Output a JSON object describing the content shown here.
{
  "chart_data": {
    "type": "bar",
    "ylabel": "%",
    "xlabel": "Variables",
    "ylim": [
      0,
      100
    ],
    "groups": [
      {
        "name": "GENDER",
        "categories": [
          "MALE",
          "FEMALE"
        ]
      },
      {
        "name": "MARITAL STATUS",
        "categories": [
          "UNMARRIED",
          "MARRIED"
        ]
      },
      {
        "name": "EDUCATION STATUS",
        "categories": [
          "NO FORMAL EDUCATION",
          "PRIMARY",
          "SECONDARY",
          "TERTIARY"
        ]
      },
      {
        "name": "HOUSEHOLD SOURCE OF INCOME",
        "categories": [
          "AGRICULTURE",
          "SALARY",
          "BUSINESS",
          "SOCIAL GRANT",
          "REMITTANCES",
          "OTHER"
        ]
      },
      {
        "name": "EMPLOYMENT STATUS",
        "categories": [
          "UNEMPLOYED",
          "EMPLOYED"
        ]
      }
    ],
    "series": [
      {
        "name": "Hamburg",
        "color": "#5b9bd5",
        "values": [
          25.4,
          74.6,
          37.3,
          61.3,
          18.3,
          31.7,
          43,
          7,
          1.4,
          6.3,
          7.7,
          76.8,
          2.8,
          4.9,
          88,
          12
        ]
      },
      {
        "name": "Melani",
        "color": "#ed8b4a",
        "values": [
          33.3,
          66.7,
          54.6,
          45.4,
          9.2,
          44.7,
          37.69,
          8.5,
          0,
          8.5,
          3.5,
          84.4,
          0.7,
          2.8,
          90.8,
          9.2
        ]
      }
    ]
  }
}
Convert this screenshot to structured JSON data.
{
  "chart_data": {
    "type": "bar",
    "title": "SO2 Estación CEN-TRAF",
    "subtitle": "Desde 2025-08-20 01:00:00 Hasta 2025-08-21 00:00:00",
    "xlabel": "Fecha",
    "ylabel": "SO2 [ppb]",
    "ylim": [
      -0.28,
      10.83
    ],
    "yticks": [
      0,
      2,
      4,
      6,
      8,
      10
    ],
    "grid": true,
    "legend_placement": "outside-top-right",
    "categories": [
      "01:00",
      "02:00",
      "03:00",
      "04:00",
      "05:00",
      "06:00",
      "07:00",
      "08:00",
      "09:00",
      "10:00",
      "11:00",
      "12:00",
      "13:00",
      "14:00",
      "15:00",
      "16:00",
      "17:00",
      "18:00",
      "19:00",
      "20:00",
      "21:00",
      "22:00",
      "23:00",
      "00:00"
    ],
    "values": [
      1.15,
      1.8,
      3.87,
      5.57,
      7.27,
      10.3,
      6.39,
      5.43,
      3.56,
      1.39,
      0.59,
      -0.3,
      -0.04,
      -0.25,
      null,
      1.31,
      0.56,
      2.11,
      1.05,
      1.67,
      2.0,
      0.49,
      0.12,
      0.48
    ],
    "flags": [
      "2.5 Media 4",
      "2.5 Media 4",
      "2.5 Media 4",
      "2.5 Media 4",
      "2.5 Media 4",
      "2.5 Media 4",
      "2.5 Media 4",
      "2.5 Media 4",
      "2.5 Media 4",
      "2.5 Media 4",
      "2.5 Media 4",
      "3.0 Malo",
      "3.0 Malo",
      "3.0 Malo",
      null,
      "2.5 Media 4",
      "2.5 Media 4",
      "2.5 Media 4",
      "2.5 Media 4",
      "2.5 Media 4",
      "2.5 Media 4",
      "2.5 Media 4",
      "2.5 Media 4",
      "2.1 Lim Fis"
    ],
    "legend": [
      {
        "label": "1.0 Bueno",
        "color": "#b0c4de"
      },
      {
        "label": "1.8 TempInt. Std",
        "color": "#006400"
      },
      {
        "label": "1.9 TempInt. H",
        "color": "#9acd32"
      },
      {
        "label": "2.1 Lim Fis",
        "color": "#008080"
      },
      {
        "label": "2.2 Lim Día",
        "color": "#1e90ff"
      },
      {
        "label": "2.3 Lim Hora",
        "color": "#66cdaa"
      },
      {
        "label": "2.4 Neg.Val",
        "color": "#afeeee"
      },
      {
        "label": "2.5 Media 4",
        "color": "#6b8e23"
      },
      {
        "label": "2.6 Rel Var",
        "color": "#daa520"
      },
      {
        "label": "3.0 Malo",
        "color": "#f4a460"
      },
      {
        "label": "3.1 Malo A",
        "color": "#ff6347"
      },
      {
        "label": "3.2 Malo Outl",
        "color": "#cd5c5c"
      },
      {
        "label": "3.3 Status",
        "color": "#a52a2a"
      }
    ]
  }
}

•••

Requirements — Repeat every entry exactly as written above.

Solution for this problem —
Output a JSON object describing the content shown here.
{
  "chart_data": {
    "type": "bar",
    "ylabel": "%",
    "xlabel": "Variables",
    "ylim": [
      0,
      100
    ],
    "groups": [
      {
        "name": "GENDER",
        "categories": [
          "MALE",
          "FEMALE"
        ]
      },
      {
        "name": "MARITAL STATUS",
        "categories": [
          "UNMARRIED",
          "MARRIED"
        ]
      },
      {
        "name": "EDUCATION STATUS",
        "categories": [
          "NO FORMAL EDUCATION",
          "PRIMARY",
          "SECONDARY",
          "TERTIARY"
        ]
      },
      {
        "name": "HOUSEHOLD SOURCE OF INCOME",
        "categories": [
          "AGRICULTURE",
          "SALARY",
          "BUSINESS",
          "SOCIAL GRANT",
          "REMITTANCES",
          "OTHER"
        ]
      },
      {
        "name": "EMPLOYMENT STATUS",
        "categories": [
          "UNEMPLOYED",
          "EMPLOYED"
        ]
      }
    ],
    "series": [
      {
        "name": "Hamburg",
        "color": "#5b9bd5",
        "values": [
          25.4,
          74.6,
          37.3,
          61.3,
          18.3,
          31.7,
          43,
          7,
          1.4,
          6.3,
          7.7,
          76.8,
          2.8,
          4.9,
          88,
          12
        ]
      },
      {
        "name": "Melani",
        "color": "#ed8b4a",
        "values": [
          33.3,
          66.7,
          54.6,
          45.4,
          9.2,
          44.7,
          37.69,
          8.5,
          0,
          8.5,
          3.5,
          84.4,
          0.7,
          2.8,
          90.8,
          9.2
        ]
      }
    ]
  }
}
Convert this screenshot to structured JSON data.
{
  "chart_data": {
    "type": "bar",
    "title": "SO2 Estación CEN-TRAF",
    "subtitle": "Desde 2025-08-20 01:00:00 Hasta 2025-08-21 00:00:00",
    "xlabel": "Fecha",
    "ylabel": "SO2 [ppb]",
    "ylim": [
      -0.28,
      10.83
    ],
    "yticks": [
      0,
      2,
      4,
      6,
      8,
      10
    ],
    "grid": true,
    "legend_placement": "outside-top-right",
    "categories": [
      "01:00",
      "02:00",
      "03:00",
      "04:00",
      "05:00",
      "06:00",
      "07:00",
      "08:00",
      "09:00",
      "10:00",
      "11:00",
      "12:00",
      "13:00",
      "14:00",
      "15:00",
      "16:00",
      "17:00",
      "18:00",
      "19:00",
      "20:00",
      "21:00",
      "22:00",
      "23:00",
      "00:00"
    ],
    "values": [
      1.15,
      1.8,
      3.87,
      5.57,
      7.27,
      10.3,
      6.39,
      5.43,
      3.56,
      1.39,
      0.59,
      -0.3,
      -0.04,
      -0.25,
      null,
      1.31,
      0.56,
      2.11,
      1.05,
      1.67,
      2.0,
      0.49,
      0.12,
      0.48
    ],
    "flags": [
      "2.5 Media 4",
      "2.5 Media 4",
      "2.5 Media 4",
      "2.5 Media 4",
      "2.5 Media 4",
      "2.5 Media 4",
      "2.5 Media 4",
      "2.5 Media 4",
      "2.5 Media 4",
      "2.5 Media 4",
      "2.5 Media 4",
      "3.0 Malo",
      "3.0 Malo",
      "3.0 Malo",
      null,
      "2.5 Media 4",
      "2.5 Media 4",
      "2.5 Media 4",
      "2.5 Media 4",
      "2.5 Media 4",
      "2.5 Media 4",
      "2.5 Media 4",
      "2.5 Media 4",
      "2.1 Lim Fis"
    ],
    "legend": [
      {
        "label": "1.0 Bueno",
        "color": "#b0c4de"
      },
      {
        "label": "1.8 TempInt. Std",
        "color": "#006400"
      },
      {
        "label": "1.9 TempInt. H",
        "color": "#9acd32"
      },
      {
        "label": "2.1 Lim Fis",
        "color": "#008080"
      },
      {
        "label": "2.2 Lim Día",
        "color": "#1e90ff"
      },
      {
        "label": "2.3 Lim Hora",
        "color": "#66cdaa"
      },
      {
        "label": "2.4 Neg.Val",
        "color": "#afeeee"
      },
      {
        "label": "2.5 Media 4",
        "color": "#6b8e23"
      },
      {
        "label": "2.6 Rel Var",
        "color": "#daa520"
      },
      {
        "label": "3.0 Malo",
        "color": "#f4a460"
      },
      {
        "label": "3.1 Malo A",
        "color": "#ff6347"
      },
      {
        "label": "3.2 Malo Outl",
        "color": "#cd5c5c"
      },
      {
        "label": "3.3 Status",
        "color": "#a52a2a"
      }
    ]
  }
}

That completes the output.